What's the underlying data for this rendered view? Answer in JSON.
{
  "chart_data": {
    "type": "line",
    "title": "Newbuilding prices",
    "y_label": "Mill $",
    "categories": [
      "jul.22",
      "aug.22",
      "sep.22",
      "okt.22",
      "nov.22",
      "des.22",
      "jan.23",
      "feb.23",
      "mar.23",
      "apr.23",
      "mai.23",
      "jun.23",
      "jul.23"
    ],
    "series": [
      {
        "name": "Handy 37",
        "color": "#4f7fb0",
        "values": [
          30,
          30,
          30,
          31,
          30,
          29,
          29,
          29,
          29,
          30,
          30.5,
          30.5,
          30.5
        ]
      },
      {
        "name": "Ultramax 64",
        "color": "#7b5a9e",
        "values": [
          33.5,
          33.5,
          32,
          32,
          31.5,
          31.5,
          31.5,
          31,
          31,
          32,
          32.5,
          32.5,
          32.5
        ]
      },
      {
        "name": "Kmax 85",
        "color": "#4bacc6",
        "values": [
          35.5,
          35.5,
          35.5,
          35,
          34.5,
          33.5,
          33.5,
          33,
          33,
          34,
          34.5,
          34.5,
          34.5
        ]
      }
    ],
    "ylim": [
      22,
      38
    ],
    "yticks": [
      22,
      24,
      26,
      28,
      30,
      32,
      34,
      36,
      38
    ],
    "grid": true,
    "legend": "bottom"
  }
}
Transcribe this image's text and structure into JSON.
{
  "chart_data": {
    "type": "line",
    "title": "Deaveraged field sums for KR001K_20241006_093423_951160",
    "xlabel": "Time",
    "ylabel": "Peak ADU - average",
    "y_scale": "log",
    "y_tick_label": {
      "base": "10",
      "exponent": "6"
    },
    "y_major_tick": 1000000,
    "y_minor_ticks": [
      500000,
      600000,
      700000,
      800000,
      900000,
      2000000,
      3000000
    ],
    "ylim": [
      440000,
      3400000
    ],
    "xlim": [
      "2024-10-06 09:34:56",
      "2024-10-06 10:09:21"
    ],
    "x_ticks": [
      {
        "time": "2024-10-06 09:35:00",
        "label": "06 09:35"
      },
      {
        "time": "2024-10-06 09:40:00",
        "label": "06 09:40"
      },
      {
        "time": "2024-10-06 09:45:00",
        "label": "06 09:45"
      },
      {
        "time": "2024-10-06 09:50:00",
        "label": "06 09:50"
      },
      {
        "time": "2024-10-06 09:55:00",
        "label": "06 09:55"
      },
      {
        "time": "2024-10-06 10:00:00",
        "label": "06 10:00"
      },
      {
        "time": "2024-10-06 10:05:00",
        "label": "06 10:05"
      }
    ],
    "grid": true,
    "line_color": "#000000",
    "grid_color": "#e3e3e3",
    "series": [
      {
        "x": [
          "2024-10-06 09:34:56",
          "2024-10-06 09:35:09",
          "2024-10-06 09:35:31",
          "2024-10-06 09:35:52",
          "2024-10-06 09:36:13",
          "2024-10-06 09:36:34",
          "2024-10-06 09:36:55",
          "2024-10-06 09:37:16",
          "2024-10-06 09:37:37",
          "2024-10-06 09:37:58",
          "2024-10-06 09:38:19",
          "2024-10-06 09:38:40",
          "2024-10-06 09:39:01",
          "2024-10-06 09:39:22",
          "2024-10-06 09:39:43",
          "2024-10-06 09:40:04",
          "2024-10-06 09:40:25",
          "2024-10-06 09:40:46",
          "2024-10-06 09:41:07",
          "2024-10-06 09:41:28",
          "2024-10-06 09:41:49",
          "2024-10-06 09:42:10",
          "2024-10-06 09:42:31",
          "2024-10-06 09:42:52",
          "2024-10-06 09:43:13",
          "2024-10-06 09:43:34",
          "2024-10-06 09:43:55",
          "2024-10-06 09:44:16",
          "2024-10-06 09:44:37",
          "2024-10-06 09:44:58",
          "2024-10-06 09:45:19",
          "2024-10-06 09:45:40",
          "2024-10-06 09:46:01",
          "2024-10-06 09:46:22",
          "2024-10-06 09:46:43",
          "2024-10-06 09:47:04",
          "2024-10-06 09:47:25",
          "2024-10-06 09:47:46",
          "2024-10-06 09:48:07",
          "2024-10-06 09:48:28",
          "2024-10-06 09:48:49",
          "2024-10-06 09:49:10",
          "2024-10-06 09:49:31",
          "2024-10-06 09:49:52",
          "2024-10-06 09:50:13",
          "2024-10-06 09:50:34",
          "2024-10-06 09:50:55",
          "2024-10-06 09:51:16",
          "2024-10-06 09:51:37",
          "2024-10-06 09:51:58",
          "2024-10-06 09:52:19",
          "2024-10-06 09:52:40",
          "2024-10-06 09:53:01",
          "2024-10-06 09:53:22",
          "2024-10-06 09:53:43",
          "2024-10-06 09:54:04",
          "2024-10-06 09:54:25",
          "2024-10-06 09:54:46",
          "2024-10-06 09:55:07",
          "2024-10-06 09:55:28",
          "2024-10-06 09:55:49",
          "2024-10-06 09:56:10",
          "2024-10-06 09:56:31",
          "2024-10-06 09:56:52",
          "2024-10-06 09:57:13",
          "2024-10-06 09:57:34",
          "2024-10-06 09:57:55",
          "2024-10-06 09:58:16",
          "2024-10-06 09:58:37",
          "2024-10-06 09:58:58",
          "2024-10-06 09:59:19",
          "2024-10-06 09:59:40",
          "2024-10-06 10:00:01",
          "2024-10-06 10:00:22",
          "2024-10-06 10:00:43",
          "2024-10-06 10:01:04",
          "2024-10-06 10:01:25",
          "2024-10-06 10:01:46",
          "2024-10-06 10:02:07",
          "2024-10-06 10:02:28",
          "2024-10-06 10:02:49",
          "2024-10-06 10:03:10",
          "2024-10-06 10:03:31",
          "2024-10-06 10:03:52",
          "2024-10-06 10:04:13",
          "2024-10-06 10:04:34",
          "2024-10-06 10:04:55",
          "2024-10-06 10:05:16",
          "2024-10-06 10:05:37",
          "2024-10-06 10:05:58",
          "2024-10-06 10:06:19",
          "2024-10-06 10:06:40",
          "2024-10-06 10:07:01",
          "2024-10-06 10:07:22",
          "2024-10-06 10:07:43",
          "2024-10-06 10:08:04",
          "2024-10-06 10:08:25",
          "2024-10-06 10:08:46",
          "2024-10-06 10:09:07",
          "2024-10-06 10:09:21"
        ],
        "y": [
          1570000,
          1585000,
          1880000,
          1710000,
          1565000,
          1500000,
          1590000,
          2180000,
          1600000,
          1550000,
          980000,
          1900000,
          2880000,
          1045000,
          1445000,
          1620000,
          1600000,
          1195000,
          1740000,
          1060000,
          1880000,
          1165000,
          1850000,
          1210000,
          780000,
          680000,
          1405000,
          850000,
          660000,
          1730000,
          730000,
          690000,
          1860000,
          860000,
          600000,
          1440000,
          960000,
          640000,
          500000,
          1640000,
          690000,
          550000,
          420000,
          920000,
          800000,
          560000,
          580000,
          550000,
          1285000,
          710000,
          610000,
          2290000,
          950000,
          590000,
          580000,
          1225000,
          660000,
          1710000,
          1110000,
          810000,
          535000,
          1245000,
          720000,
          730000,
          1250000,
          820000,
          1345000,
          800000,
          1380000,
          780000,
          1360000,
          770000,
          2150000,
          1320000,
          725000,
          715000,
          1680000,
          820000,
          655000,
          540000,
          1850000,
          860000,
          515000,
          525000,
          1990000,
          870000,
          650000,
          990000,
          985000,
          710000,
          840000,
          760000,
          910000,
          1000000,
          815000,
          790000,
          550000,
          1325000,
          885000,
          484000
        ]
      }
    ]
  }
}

********

YOUR TASK ▸ Reproduce the data in its entirety, matching each character.

WRITTEN SOLUTION ▸
What's the underlying data for this rendered view? Answer in JSON.
{
  "chart_data": {
    "type": "line",
    "title": "Newbuilding prices",
    "y_label": "Mill $",
    "categories": [
      "jul.22",
      "aug.22",
      "sep.22",
      "okt.22",
      "nov.22",
      "des.22",
      "jan.23",
      "feb.23",
      "mar.23",
      "apr.23",
      "mai.23",
      "jun.23",
      "jul.23"
    ],
    "series": [
      {
        "name": "Handy 37",
        "color": "#4f7fb0",
        "values": [
          30,
          30,
          30,
          31,
          30,
          29,
          29,
          29,
          29,
          30,
          30.5,
          30.5,
          30.5
        ]
      },
      {
        "name": "Ultramax 64",
        "color": "#7b5a9e",
        "values": [
          33.5,
          33.5,
          32,
          32,
          31.5,
          31.5,
          31.5,
          31,
          31,
          32,
          32.5,
          32.5,
          32.5
        ]
      },
      {
        "name": "Kmax 85",
        "color": "#4bacc6",
        "values": [
          35.5,
          35.5,
          35.5,
          35,
          34.5,
          33.5,
          33.5,
          33,
          33,
          34,
          34.5,
          34.5,
          34.5
        ]
      }
    ],
    "ylim": [
      22,
      38
    ],
    "yticks": [
      22,
      24,
      26,
      28,
      30,
      32,
      34,
      36,
      38
    ],
    "grid": true,
    "legend": "bottom"
  }
}
Transcribe this image's text and structure into JSON.
{
  "chart_data": {
    "type": "line",
    "title": "Deaveraged field sums for KR001K_20241006_093423_951160",
    "xlabel": "Time",
    "ylabel": "Peak ADU - average",
    "y_scale": "log",
    "y_tick_label": {
      "base": "10",
      "exponent": "6"
    },
    "y_major_tick": 1000000,
    "y_minor_ticks": [
      500000,
      600000,
      700000,
      800000,
      900000,
      2000000,
      3000000
    ],
    "ylim": [
      440000,
      3400000
    ],
    "xlim": [
      "2024-10-06 09:34:56",
      "2024-10-06 10:09:21"
    ],
    "x_ticks": [
      {
        "time": "2024-10-06 09:35:00",
        "label": "06 09:35"
      },
      {
        "time": "2024-10-06 09:40:00",
        "label": "06 09:40"
      },
      {
        "time": "2024-10-06 09:45:00",
        "label": "06 09:45"
      },
      {
        "time": "2024-10-06 09:50:00",
        "label": "06 09:50"
      },
      {
        "time": "2024-10-06 09:55:00",
        "label": "06 09:55"
      },
      {
        "time": "2024-10-06 10:00:00",
        "label": "06 10:00"
      },
      {
        "time": "2024-10-06 10:05:00",
        "label": "06 10:05"
      }
    ],
    "grid": true,
    "line_color": "#000000",
    "grid_color": "#e3e3e3",
    "series": [
      {
        "x": [
          "2024-10-06 09:34:56",
          "2024-10-06 09:35:09",
          "2024-10-06 09:35:31",
          "2024-10-06 09:35:52",
          "2024-10-06 09:36:13",
          "2024-10-06 09:36:34",
          "2024-10-06 09:36:55",
          "2024-10-06 09:37:16",
          "2024-10-06 09:37:37",
          "2024-10-06 09:37:58",
          "2024-10-06 09:38:19",
          "2024-10-06 09:38:40",
          "2024-10-06 09:39:01",
          "2024-10-06 09:39:22",
          "2024-10-06 09:39:43",
          "2024-10-06 09:40:04",
          "2024-10-06 09:40:25",
          "2024-10-06 09:40:46",
          "2024-10-06 09:41:07",
          "2024-10-06 09:41:28",
          "2024-10-06 09:41:49",
          "2024-10-06 09:42:10",
          "2024-10-06 09:42:31",
          "2024-10-06 09:42:52",
          "2024-10-06 09:43:13",
          "2024-10-06 09:43:34",
          "2024-10-06 09:43:55",
          "2024-10-06 09:44:16",
          "2024-10-06 09:44:37",
          "2024-10-06 09:44:58",
          "2024-10-06 09:45:19",
          "2024-10-06 09:45:40",
          "2024-10-06 09:46:01",
          "2024-10-06 09:46:22",
          "2024-10-06 09:46:43",
          "2024-10-06 09:47:04",
          "2024-10-06 09:47:25",
          "2024-10-06 09:47:46",
          "2024-10-06 09:48:07",
          "2024-10-06 09:48:28",
          "2024-10-06 09:48:49",
          "2024-10-06 09:49:10",
          "2024-10-06 09:49:31",
          "2024-10-06 09:49:52",
          "2024-10-06 09:50:13",
          "2024-10-06 09:50:34",
          "2024-10-06 09:50:55",
          "2024-10-06 09:51:16",
          "2024-10-06 09:51:37",
          "2024-10-06 09:51:58",
          "2024-10-06 09:52:19",
          "2024-10-06 09:52:40",
          "2024-10-06 09:53:01",
          "2024-10-06 09:53:22",
          "2024-10-06 09:53:43",
          "2024-10-06 09:54:04",
          "2024-10-06 09:54:25",
          "2024-10-06 09:54:46",
          "2024-10-06 09:55:07",
          "2024-10-06 09:55:28",
          "2024-10-06 09:55:49",
          "2024-10-06 09:56:10",
          "2024-10-06 09:56:31",
          "2024-10-06 09:56:52",
          "2024-10-06 09:57:13",
          "2024-10-06 09:57:34",
          "2024-10-06 09:57:55",
          "2024-10-06 09:58:16",
          "2024-10-06 09:58:37",
          "2024-10-06 09:58:58",
          "2024-10-06 09:59:19",
          "2024-10-06 09:59:40",
          "2024-10-06 10:00:01",
          "2024-10-06 10:00:22",
          "2024-10-06 10:00:43",
          "2024-10-06 10:01:04",
          "2024-10-06 10:01:25",
          "2024-10-06 10:01:46",
          "2024-10-06 10:02:07",
          "2024-10-06 10:02:28",
          "2024-10-06 10:02:49",
          "2024-10-06 10:03:10",
          "2024-10-06 10:03:31",
          "2024-10-06 10:03:52",
          "2024-10-06 10:04:13",
          "2024-10-06 10:04:34",
          "2024-10-06 10:04:55",
          "2024-10-06 10:05:16",
          "2024-10-06 10:05:37",
          "2024-10-06 10:05:58",
          "2024-10-06 10:06:19",
          "2024-10-06 10:06:40",
          "2024-10-06 10:07:01",
          "2024-10-06 10:07:22",
          "2024-10-06 10:07:43",
          "2024-10-06 10:08:04",
          "2024-10-06 10:08:25",
          "2024-10-06 10:08:46",
          "2024-10-06 10:09:07",
          "2024-10-06 10:09:21"
        ],
        "y": [
          1570000,
          1585000,
          1880000,
          1710000,
          1565000,
          1500000,
          1590000,
          2180000,
          1600000,
          1550000,
          980000,
          1900000,
          2880000,
          1045000,
          1445000,
          1620000,
          1600000,
          1195000,
          1740000,
          1060000,
          1880000,
          1165000,
          1850000,
          1210000,
          780000,
          680000,
          1405000,
          850000,
          660000,
          1730000,
          730000,
          690000,
          1860000,
          860000,
          600000,
          1440000,
          960000,
          640000,
          500000,
          1640000,
          690000,
          550000,
          420000,
          920000,
          800000,
          560000,
          580000,
          550000,
          1285000,
          710000,
          610000,
          2290000,
          950000,
          590000,
          580000,
          1225000,
          660000,
          1710000,
          1110000,
          810000,
          535000,
          1245000,
          720000,
          730000,
          1250000,
          820000,
          1345000,
          800000,
          1380000,
          780000,
          1360000,
          770000,
          2150000,
          1320000,
          725000,
          715000,
          1680000,
          820000,
          655000,
          540000,
          1850000,
          860000,
          515000,
          525000,
          1990000,
          870000,
          650000,
          990000,
          985000,
          710000,
          840000,
          760000,
          910000,
          1000000,
          815000,
          790000,
          550000,
          1325000,
          885000,
          484000
        ]
      }
    ]
  }
}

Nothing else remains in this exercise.